Directions for this task:
Select every line in the rows below that contains the string "performance". Case counts.

Material for the task:
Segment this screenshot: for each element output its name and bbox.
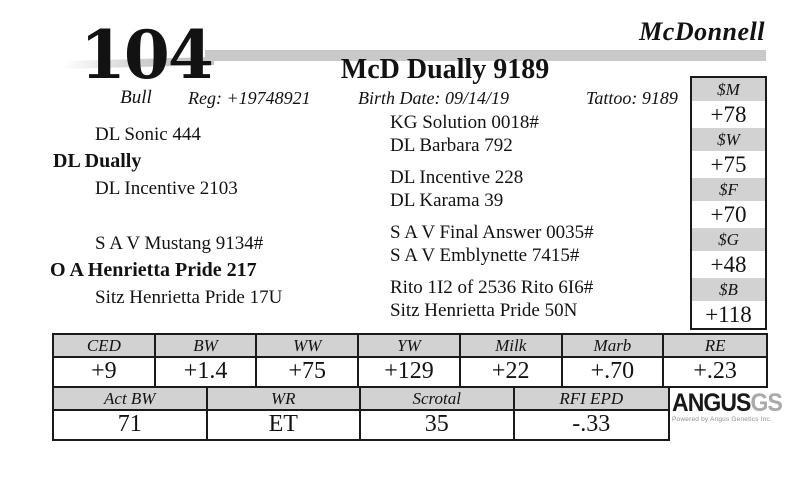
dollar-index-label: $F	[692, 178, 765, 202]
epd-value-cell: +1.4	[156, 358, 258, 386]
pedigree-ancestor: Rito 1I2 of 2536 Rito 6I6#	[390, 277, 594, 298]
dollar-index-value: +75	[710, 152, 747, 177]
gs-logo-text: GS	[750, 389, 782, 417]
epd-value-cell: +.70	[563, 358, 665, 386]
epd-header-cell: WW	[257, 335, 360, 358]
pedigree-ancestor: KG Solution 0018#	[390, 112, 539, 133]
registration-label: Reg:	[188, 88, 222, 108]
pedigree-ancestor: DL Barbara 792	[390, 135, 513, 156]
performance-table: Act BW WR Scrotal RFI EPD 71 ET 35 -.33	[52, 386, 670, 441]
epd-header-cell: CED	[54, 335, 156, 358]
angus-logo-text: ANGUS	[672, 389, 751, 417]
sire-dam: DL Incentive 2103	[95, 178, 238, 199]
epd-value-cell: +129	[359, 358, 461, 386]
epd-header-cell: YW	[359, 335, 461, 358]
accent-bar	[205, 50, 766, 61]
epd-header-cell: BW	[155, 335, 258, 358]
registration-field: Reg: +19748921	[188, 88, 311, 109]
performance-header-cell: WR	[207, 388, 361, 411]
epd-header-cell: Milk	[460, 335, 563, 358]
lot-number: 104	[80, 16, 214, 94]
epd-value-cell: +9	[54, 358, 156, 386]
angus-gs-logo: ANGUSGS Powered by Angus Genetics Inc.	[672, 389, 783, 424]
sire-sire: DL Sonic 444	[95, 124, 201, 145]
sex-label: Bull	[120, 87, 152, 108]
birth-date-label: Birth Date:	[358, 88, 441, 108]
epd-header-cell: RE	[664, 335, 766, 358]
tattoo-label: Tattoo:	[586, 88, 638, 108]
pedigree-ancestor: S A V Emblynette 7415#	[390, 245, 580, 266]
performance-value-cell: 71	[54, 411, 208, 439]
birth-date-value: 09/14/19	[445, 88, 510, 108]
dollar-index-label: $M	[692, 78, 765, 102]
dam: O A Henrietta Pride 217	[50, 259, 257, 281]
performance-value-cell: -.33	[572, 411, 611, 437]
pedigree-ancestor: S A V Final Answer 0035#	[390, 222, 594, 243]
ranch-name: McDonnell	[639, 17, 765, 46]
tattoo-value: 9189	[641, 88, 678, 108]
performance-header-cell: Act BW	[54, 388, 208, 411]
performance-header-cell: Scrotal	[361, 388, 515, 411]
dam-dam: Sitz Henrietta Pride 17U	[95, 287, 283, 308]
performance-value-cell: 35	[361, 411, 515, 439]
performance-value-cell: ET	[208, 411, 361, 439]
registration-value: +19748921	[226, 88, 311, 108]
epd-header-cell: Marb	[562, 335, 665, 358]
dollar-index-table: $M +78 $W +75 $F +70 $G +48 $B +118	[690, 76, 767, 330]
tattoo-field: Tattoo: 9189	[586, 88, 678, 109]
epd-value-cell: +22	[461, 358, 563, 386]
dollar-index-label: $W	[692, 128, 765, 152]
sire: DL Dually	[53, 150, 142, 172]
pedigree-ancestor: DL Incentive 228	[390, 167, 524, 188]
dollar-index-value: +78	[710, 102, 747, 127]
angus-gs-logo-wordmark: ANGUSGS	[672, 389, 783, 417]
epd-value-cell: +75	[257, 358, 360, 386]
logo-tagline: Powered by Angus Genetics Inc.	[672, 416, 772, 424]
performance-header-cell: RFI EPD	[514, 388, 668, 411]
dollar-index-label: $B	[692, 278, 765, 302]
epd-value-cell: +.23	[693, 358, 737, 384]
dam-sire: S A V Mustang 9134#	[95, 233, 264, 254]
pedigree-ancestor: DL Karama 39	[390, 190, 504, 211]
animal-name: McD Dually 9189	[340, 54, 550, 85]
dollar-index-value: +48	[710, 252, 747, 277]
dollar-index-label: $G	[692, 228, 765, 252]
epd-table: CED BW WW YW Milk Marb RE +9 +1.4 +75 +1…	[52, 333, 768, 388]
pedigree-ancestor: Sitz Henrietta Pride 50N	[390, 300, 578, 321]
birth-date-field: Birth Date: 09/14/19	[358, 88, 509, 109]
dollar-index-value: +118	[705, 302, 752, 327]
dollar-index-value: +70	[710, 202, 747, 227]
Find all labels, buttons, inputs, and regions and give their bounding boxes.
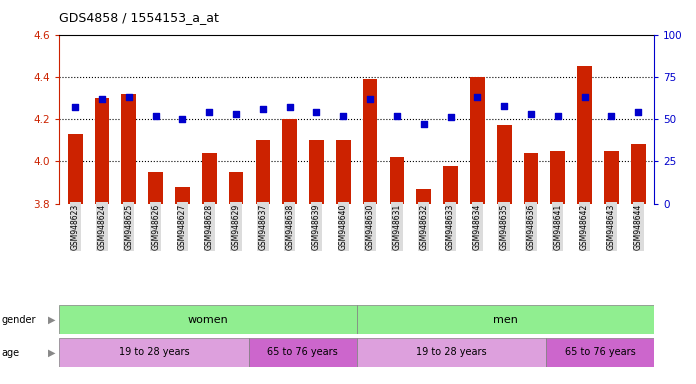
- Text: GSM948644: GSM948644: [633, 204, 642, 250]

Correct response:
performance-table: Act BW WR Scrotal RFI EPD 71 ET 35 -.33	[52, 386, 670, 441]
performance-header-cell: WR	[207, 388, 361, 411]
performance-value-cell: 71	[54, 411, 208, 439]
performance-value-cell: -.33	[572, 411, 611, 437]
performance-header-cell: Act BW	[54, 388, 208, 411]
performance-header-cell: Scrotal	[361, 388, 515, 411]
performance-value-cell: 35	[361, 411, 515, 439]
performance-value-cell: ET	[208, 411, 361, 439]
performance-header-cell: RFI EPD	[514, 388, 668, 411]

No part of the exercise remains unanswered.